Supplied information:

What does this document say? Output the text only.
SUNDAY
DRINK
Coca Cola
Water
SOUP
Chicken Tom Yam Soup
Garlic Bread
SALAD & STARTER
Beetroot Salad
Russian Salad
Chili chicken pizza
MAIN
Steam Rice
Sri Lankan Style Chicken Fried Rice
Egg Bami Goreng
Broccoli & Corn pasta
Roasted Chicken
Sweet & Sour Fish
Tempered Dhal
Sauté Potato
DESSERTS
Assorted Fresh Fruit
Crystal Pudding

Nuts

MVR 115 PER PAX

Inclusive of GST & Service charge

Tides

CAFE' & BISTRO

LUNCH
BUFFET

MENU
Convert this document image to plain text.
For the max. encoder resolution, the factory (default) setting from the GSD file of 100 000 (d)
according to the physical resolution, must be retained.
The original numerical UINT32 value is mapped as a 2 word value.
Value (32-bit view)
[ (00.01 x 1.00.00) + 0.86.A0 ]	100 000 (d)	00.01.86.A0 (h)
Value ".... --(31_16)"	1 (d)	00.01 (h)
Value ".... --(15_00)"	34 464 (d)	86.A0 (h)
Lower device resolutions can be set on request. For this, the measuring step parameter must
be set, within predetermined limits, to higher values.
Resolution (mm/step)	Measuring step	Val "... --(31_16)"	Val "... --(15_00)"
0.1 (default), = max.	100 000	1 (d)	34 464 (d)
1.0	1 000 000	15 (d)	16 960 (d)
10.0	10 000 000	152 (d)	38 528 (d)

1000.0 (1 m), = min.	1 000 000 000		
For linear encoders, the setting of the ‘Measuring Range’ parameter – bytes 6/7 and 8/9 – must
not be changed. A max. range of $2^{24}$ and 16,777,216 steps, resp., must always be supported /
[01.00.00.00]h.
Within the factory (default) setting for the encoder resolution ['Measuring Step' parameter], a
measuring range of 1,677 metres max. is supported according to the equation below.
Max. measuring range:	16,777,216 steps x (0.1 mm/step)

Given instruction:
Repeat the records exactly, including every line.

Result of the task:
What does this document say? Output the text only.
SUNDAY
DRINK
Coca Cola
Water
SOUP
Chicken Tom Yam Soup
Garlic Bread
SALAD & STARTER
Beetroot Salad
Russian Salad
Chili chicken pizza
MAIN
Steam Rice
Sri Lankan Style Chicken Fried Rice
Egg Bami Goreng
Broccoli & Corn pasta
Roasted Chicken
Sweet & Sour Fish
Tempered Dhal
Sauté Potato
DESSERTS
Assorted Fresh Fruit
Crystal Pudding

Nuts

MVR 115 PER PAX

Inclusive of GST & Service charge

Tides

CAFE' & BISTRO

LUNCH
BUFFET

MENU
Convert this document image to plain text.
For the max. encoder resolution, the factory (default) setting from the GSD file of 100 000 (d)
according to the physical resolution, must be retained.
The original numerical UINT32 value is mapped as a 2 word value.
Value (32-bit view)
[ (00.01 x 1.00.00) + 0.86.A0 ]	100 000 (d)	00.01.86.A0 (h)
Value ".... --(31_16)"	1 (d)	00.01 (h)
Value ".... --(15_00)"	34 464 (d)	86.A0 (h)
Lower device resolutions can be set on request. For this, the measuring step parameter must
be set, within predetermined limits, to higher values.
Resolution (mm/step)	Measuring step	Val "... --(31_16)"	Val "... --(15_00)"
0.1 (default), = max.	100 000	1 (d)	34 464 (d)
1.0	1 000 000	15 (d)	16 960 (d)
10.0	10 000 000	152 (d)	38 528 (d)

1000.0 (1 m), = min.	1 000 000 000		
For linear encoders, the setting of the ‘Measuring Range’ parameter – bytes 6/7 and 8/9 – must
not be changed. A max. range of $2^{24}$ and 16,777,216 steps, resp., must always be supported /
[01.00.00.00]h.
Within the factory (default) setting for the encoder resolution ['Measuring Step' parameter], a
measuring range of 1,677 metres max. is supported according to the equation below.
Max. measuring range:	16,777,216 steps x (0.1 mm/step)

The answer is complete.